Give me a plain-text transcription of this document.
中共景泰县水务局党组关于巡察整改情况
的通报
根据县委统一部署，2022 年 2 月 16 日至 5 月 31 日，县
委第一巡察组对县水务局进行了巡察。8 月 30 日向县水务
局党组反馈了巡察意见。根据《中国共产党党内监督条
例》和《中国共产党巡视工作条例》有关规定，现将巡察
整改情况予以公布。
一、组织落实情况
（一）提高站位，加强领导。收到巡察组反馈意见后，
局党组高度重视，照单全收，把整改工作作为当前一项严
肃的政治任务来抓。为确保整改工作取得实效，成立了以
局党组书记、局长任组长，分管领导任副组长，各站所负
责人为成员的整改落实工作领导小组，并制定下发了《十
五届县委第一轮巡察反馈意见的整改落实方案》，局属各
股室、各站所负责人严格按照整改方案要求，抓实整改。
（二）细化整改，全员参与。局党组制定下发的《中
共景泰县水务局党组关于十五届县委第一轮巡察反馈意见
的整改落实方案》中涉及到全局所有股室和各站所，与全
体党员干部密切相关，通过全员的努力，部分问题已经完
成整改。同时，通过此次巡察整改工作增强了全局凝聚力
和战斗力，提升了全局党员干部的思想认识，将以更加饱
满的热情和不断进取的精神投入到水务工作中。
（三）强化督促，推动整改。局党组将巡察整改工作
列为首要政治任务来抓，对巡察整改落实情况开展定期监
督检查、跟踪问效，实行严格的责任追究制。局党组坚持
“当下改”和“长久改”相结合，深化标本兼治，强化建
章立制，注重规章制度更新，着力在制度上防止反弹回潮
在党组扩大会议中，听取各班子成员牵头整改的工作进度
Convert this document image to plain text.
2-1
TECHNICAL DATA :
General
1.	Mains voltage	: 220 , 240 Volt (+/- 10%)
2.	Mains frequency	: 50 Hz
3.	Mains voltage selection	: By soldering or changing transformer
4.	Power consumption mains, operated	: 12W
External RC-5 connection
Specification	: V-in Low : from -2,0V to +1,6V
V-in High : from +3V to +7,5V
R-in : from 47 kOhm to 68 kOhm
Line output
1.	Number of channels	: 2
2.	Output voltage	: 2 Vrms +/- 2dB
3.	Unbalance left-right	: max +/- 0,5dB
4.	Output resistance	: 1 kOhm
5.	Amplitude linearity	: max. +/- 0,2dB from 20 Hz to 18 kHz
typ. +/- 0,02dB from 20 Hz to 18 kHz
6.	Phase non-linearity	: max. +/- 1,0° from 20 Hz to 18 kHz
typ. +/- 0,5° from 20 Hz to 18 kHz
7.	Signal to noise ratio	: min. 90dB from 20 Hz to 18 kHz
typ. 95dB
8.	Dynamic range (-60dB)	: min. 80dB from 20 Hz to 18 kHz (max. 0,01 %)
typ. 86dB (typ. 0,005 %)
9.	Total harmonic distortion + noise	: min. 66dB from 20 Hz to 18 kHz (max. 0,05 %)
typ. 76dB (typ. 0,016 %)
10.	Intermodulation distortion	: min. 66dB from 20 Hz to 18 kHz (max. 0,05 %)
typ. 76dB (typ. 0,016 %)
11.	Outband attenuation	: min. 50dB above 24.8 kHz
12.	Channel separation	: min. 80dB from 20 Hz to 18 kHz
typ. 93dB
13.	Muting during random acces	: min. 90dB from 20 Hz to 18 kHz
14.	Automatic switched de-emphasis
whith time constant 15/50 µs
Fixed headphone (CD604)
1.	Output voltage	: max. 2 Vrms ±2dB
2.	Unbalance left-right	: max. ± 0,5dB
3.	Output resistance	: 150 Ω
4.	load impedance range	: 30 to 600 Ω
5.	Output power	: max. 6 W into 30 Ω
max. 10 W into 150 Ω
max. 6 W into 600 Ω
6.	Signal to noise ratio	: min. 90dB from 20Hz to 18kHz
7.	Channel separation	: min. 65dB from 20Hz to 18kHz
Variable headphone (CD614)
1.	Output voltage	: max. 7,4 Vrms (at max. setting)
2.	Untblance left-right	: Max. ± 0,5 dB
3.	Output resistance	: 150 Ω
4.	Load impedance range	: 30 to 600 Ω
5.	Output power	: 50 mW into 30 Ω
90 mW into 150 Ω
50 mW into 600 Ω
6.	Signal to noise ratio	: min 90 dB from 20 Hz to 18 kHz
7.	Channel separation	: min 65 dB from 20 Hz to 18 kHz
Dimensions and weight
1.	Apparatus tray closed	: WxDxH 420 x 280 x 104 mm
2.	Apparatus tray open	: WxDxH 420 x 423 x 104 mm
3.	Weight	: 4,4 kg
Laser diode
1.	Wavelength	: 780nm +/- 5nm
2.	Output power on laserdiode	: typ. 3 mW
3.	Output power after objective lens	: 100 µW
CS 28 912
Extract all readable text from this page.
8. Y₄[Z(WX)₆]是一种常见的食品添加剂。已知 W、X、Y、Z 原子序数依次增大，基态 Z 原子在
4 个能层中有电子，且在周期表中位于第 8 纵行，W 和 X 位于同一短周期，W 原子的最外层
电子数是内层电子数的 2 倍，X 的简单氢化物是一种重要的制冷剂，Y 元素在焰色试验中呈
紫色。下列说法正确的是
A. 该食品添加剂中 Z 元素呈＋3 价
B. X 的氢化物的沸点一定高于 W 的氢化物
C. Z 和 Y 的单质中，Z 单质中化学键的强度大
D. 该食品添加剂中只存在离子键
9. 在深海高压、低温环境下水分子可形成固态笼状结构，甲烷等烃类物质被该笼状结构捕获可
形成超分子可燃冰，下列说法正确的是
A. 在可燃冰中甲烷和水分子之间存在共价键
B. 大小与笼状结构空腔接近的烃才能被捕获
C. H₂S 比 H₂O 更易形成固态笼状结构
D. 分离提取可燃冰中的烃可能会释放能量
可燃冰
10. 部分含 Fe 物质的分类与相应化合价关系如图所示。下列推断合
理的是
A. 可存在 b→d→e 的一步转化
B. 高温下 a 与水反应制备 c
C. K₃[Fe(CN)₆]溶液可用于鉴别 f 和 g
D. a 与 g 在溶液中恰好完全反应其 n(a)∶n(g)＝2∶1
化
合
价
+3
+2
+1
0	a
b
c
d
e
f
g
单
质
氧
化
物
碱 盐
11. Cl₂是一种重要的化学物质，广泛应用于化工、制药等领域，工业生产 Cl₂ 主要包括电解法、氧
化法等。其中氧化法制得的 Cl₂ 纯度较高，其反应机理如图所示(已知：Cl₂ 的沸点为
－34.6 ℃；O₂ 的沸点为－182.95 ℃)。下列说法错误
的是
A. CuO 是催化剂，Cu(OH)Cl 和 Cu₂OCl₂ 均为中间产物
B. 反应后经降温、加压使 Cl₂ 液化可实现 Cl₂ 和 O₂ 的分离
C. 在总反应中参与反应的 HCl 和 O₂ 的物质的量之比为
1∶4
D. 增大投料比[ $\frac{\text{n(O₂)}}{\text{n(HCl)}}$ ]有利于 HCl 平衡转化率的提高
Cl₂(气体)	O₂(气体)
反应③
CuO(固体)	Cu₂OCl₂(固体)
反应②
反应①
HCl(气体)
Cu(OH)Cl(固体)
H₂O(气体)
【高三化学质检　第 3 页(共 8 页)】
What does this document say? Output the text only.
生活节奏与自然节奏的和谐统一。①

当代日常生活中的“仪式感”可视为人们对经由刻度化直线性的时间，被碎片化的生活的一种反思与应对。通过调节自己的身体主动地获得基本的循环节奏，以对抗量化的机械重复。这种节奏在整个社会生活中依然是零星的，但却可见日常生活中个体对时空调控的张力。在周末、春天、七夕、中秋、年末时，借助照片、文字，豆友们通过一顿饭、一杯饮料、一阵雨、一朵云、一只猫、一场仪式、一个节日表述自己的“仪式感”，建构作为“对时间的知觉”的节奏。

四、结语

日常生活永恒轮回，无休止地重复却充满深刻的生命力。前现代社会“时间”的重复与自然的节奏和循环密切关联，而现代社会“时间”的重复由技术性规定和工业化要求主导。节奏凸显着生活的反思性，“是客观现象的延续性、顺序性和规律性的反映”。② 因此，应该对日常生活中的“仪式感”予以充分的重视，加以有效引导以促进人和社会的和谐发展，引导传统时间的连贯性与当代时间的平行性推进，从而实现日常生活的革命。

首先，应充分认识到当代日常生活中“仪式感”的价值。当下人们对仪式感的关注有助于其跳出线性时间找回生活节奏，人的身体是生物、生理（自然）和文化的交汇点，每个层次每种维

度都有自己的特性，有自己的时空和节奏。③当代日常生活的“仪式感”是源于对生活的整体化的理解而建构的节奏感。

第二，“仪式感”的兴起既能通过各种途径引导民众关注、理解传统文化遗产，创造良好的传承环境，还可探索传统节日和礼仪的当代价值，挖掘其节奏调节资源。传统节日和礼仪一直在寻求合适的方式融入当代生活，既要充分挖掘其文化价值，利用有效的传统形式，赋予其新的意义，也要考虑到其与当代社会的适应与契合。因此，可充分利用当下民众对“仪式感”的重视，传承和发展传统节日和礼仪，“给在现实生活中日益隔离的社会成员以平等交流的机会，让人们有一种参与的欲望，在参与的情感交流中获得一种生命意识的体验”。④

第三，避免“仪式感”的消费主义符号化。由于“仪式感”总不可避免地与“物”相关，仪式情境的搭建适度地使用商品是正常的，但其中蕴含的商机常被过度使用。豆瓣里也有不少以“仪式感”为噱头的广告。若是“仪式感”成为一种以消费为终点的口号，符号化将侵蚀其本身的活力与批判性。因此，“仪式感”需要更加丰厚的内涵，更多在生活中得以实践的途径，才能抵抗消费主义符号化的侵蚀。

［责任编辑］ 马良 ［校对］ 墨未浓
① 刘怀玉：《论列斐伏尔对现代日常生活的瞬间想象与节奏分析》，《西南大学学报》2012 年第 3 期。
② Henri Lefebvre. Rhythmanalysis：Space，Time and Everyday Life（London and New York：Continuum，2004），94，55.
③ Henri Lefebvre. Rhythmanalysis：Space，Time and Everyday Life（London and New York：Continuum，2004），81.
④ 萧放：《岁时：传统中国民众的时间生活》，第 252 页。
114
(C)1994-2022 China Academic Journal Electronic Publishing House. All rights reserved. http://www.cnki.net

++++++++

• [Exercise description]: Collect the lines of the data that carry the word "separation".

• [Solution to the problem]:
12.	Channel separation	: min. 80dB from 20 Hz to 18 kHz
7.	Channel separation	: min. 65dB from 20Hz to 18kHz
7.	Channel separation	: min 65 dB from 20 Hz to 18 kHz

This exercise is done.